[BEGIN Available records]

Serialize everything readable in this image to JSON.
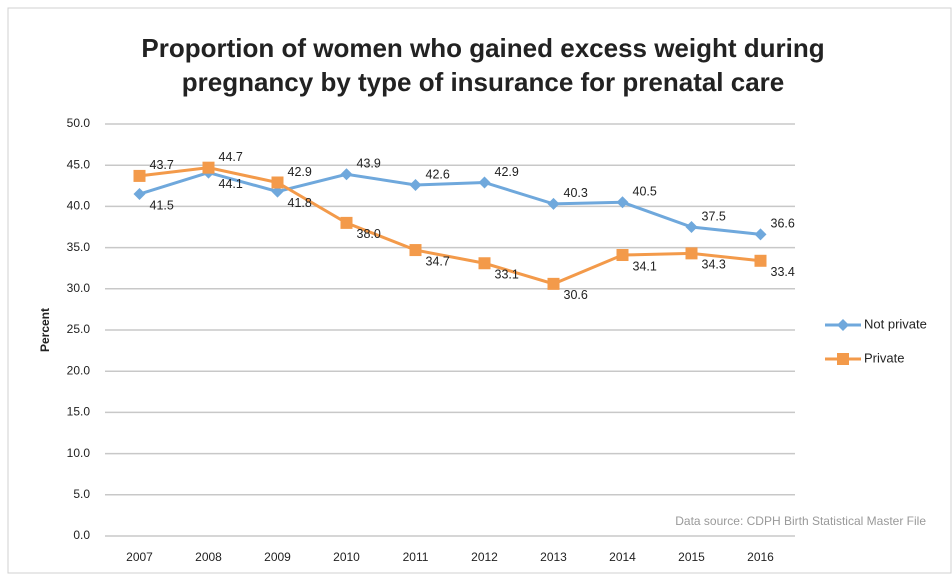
{
  "chart_data": {
    "type": "line",
    "title": [
      "Proportion of women who gained excess weight during",
      "pregnancy by type of insurance for prenatal care"
    ],
    "y_label": "Percent",
    "annotation": "Data source: CDPH Birth Statistical Master File",
    "categories": [
      "2007",
      "2008",
      "2009",
      "2010",
      "2011",
      "2012",
      "2013",
      "2014",
      "2015",
      "2016"
    ],
    "series": [
      {
        "name": "Not private",
        "color": "#6fa8dc",
        "marker": "diamond",
        "values": [
          41.5,
          44.1,
          41.8,
          43.9,
          42.6,
          42.9,
          40.3,
          40.5,
          37.5,
          36.6
        ],
        "value_labels": [
          "41.5",
          "44.1",
          "41.8",
          "43.9",
          "42.6",
          "42.9",
          "40.3",
          "40.5",
          "37.5",
          "36.6"
        ]
      },
      {
        "name": "Private",
        "color": "#f39a4a",
        "marker": "square",
        "values": [
          43.7,
          44.7,
          42.9,
          38.0,
          34.7,
          33.1,
          30.6,
          34.1,
          34.3,
          33.4
        ],
        "value_labels": [
          "43.7",
          "44.7",
          "42.9",
          "38.0",
          "34.7",
          "33.1",
          "30.6",
          "34.1",
          "34.3",
          "33.4"
        ]
      }
    ],
    "ylim": [
      0,
      50
    ],
    "yticks": [
      {
        "value": 0,
        "label": "0.0"
      },
      {
        "value": 5,
        "label": "5.0"
      },
      {
        "value": 10,
        "label": "10.0"
      },
      {
        "value": 15,
        "label": "15.0"
      },
      {
        "value": 20,
        "label": "20.0"
      },
      {
        "value": 25,
        "label": "25.0"
      },
      {
        "value": 30,
        "label": "30.0"
      },
      {
        "value": 35,
        "label": "35.0"
      },
      {
        "value": 40,
        "label": "40.0"
      },
      {
        "value": 45,
        "label": "45.0"
      },
      {
        "value": 50,
        "label": "50.0"
      }
    ],
    "grid": true,
    "legend": "right"
  }
}
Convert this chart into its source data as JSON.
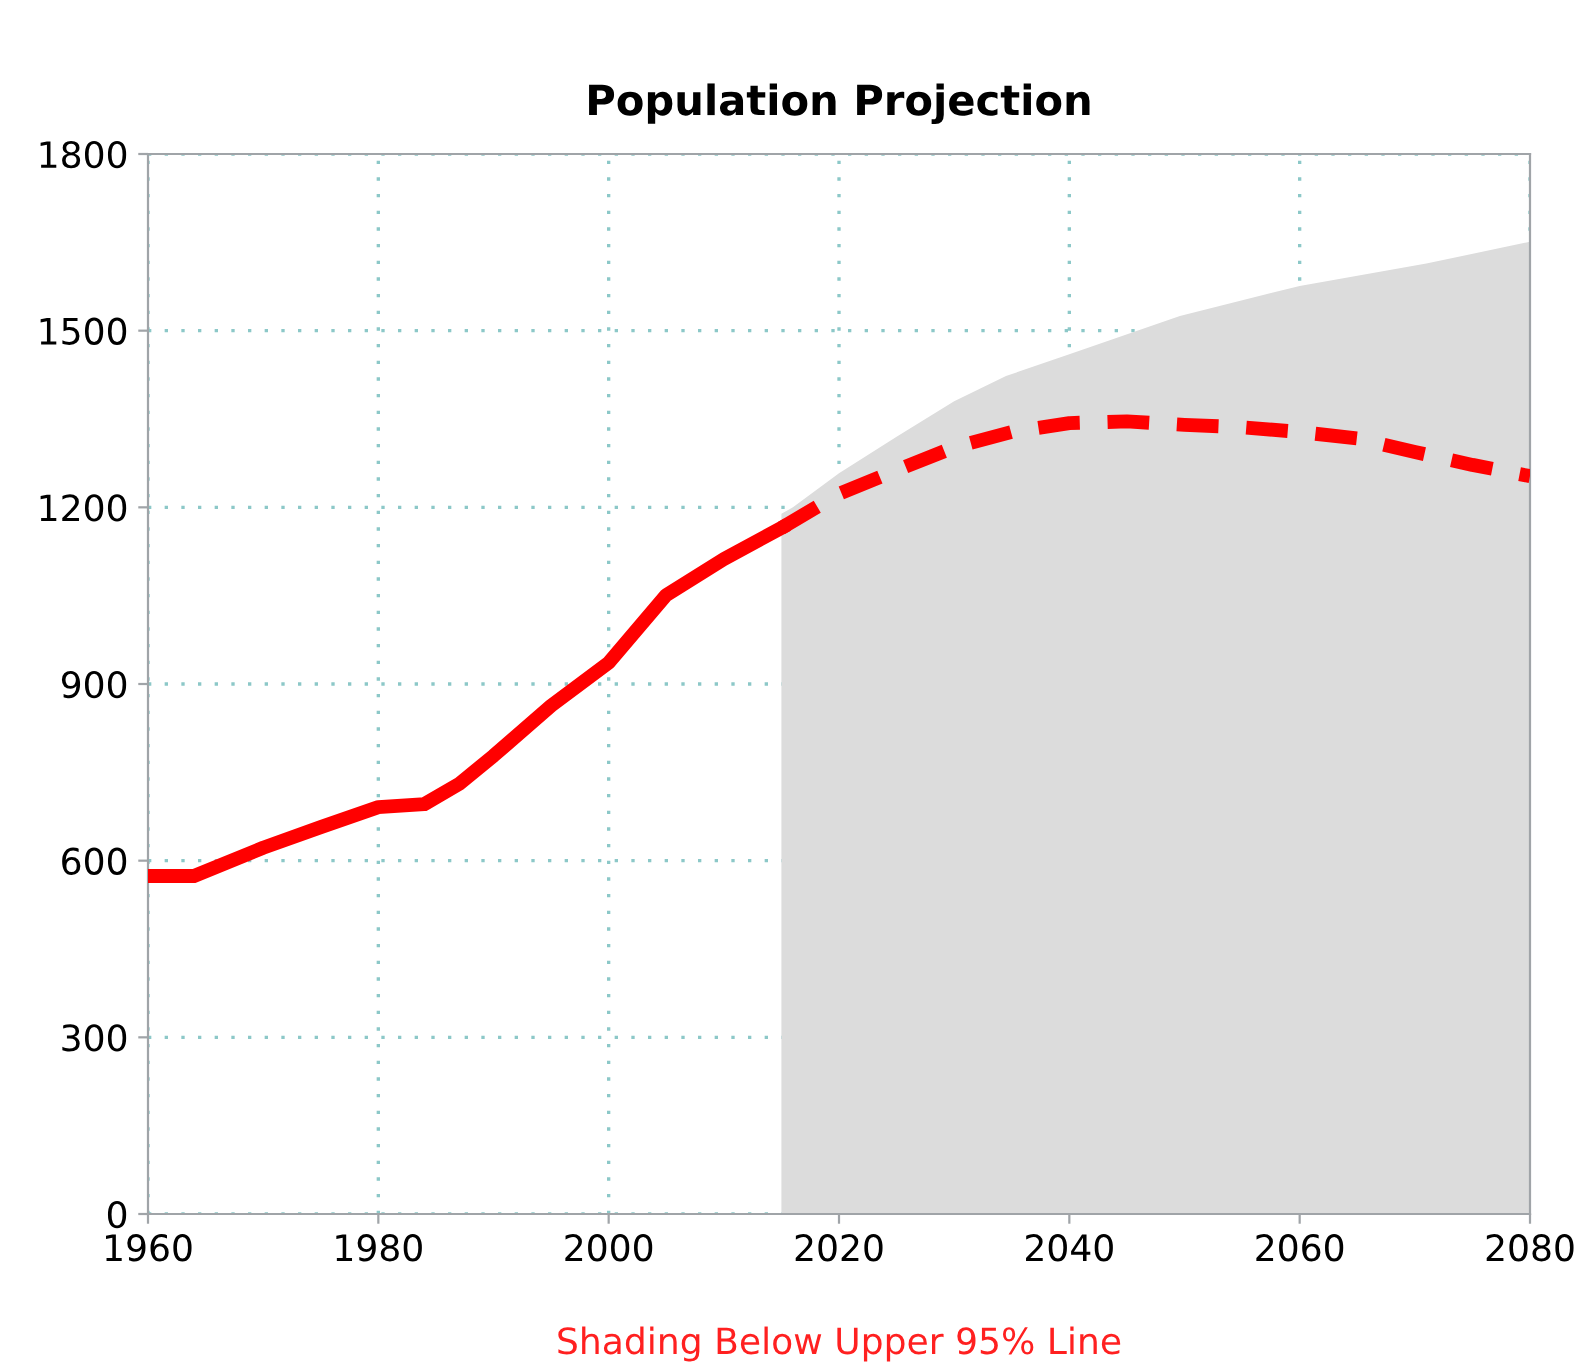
{
  "chart_data": {
    "type": "line",
    "title": "Population Projection",
    "annotations": [
      "Shading Below Upper 95% Line"
    ],
    "xlim": [
      1960,
      2080
    ],
    "xticks": [
      1960,
      1980,
      2000,
      2020,
      2040,
      2060,
      2080
    ],
    "ylim": [
      0,
      1800
    ],
    "yticks": [
      0,
      300,
      600,
      900,
      1200,
      1500,
      1800
    ],
    "grid": true,
    "series": [
      {
        "type": "area",
        "color": "#dcdcdc",
        "x": [
          2015,
          2016,
          2020,
          2025,
          2030,
          2034.5,
          2040,
          2049.6,
          2060,
          2071,
          2080
        ],
        "values": [
          1189,
          1200,
          1258,
          1320,
          1380,
          1423,
          1460,
          1525,
          1576,
          1614,
          1651
        ]
      },
      {
        "color": "#ff0000",
        "line_style": "solid",
        "x": [
          1960,
          1964,
          1970,
          1975,
          1980,
          1984,
          1987,
          1990,
          1995,
          2000,
          2005,
          2010,
          2015
        ],
        "values": [
          574,
          574,
          622,
          657,
          691,
          696,
          730,
          778,
          863,
          936,
          1051,
          1112,
          1165
        ]
      },
      {
        "color": "#ff0000",
        "line_style": "dashed",
        "x": [
          2015,
          2020,
          2025,
          2030,
          2035,
          2040,
          2045,
          2050,
          2055,
          2060,
          2065,
          2070,
          2075,
          2080
        ],
        "values": [
          1165,
          1223,
          1263,
          1302,
          1328,
          1343,
          1346,
          1340,
          1336,
          1328,
          1317,
          1294,
          1272,
          1253
        ]
      }
    ]
  }
}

[END Available records]

All entries are to be retyped exactly. Omit any embedded images.

The reply:
Serialize everything readable in this image to JSON.
{
  "chart_data": {
    "type": "line",
    "title": [
      "Proportion of women who gained excess weight during",
      "pregnancy by type of insurance for prenatal care"
    ],
    "y_label": "Percent",
    "annotation": "Data source: CDPH Birth Statistical Master File",
    "categories": [
      "2007",
      "2008",
      "2009",
      "2010",
      "2011",
      "2012",
      "2013",
      "2014",
      "2015",
      "2016"
    ],
    "series": [
      {
        "name": "Not private",
        "color": "#6fa8dc",
        "marker": "diamond",
        "values": [
          41.5,
          44.1,
          41.8,
          43.9,
          42.6,
          42.9,
          40.3,
          40.5,
          37.5,
          36.6
        ],
        "value_labels": [
          "41.5",
          "44.1",
          "41.8",
          "43.9",
          "42.6",
          "42.9",
          "40.3",
          "40.5",
          "37.5",
          "36.6"
        ]
      },
      {
        "name": "Private",
        "color": "#f39a4a",
        "marker": "square",
        "values": [
          43.7,
          44.7,
          42.9,
          38.0,
          34.7,
          33.1,
          30.6,
          34.1,
          34.3,
          33.4
        ],
        "value_labels": [
          "43.7",
          "44.7",
          "42.9",
          "38.0",
          "34.7",
          "33.1",
          "30.6",
          "34.1",
          "34.3",
          "33.4"
        ]
      }
    ],
    "ylim": [
      0,
      50
    ],
    "yticks": [
      {
        "value": 0,
        "label": "0.0"
      },
      {
        "value": 5,
        "label": "5.0"
      },
      {
        "value": 10,
        "label": "10.0"
      },
      {
        "value": 15,
        "label": "15.0"
      },
      {
        "value": 20,
        "label": "20.0"
      },
      {
        "value": 25,
        "label": "25.0"
      },
      {
        "value": 30,
        "label": "30.0"
      },
      {
        "value": 35,
        "label": "35.0"
      },
      {
        "value": 40,
        "label": "40.0"
      },
      {
        "value": 45,
        "label": "45.0"
      },
      {
        "value": 50,
        "label": "50.0"
      }
    ],
    "grid": true,
    "legend": "right"
  }
}
Convert this chart into its source data as JSON.
{
  "chart_data": {
    "type": "line",
    "title": "Population Projection",
    "annotations": [
      "Shading Below Upper 95% Line"
    ],
    "xlim": [
      1960,
      2080
    ],
    "xticks": [
      1960,
      1980,
      2000,
      2020,
      2040,
      2060,
      2080
    ],
    "ylim": [
      0,
      1800
    ],
    "yticks": [
      0,
      300,
      600,
      900,
      1200,
      1500,
      1800
    ],
    "grid": true,
    "series": [
      {
        "type": "area",
        "color": "#dcdcdc",
        "x": [
          2015,
          2016,
          2020,
          2025,
          2030,
          2034.5,
          2040,
          2049.6,
          2060,
          2071,
          2080
        ],
        "values": [
          1189,
          1200,
          1258,
          1320,
          1380,
          1423,
          1460,
          1525,
          1576,
          1614,
          1651
        ]
      },
      {
        "color": "#ff0000",
        "line_style": "solid",
        "x": [
          1960,
          1964,
          1970,
          1975,
          1980,
          1984,
          1987,
          1990,
          1995,
          2000,
          2005,
          2010,
          2015
        ],
        "values": [
          574,
          574,
          622,
          657,
          691,
          696,
          730,
          778,
          863,
          936,
          1051,
          1112,
          1165
        ]
      },
      {
        "color": "#ff0000",
        "line_style": "dashed",
        "x": [
          2015,
          2020,
          2025,
          2030,
          2035,
          2040,
          2045,
          2050,
          2055,
          2060,
          2065,
          2070,
          2075,
          2080
        ],
        "values": [
          1165,
          1223,
          1263,
          1302,
          1328,
          1343,
          1346,
          1340,
          1336,
          1328,
          1317,
          1294,
          1272,
          1253
        ]
      }
    ]
  }
}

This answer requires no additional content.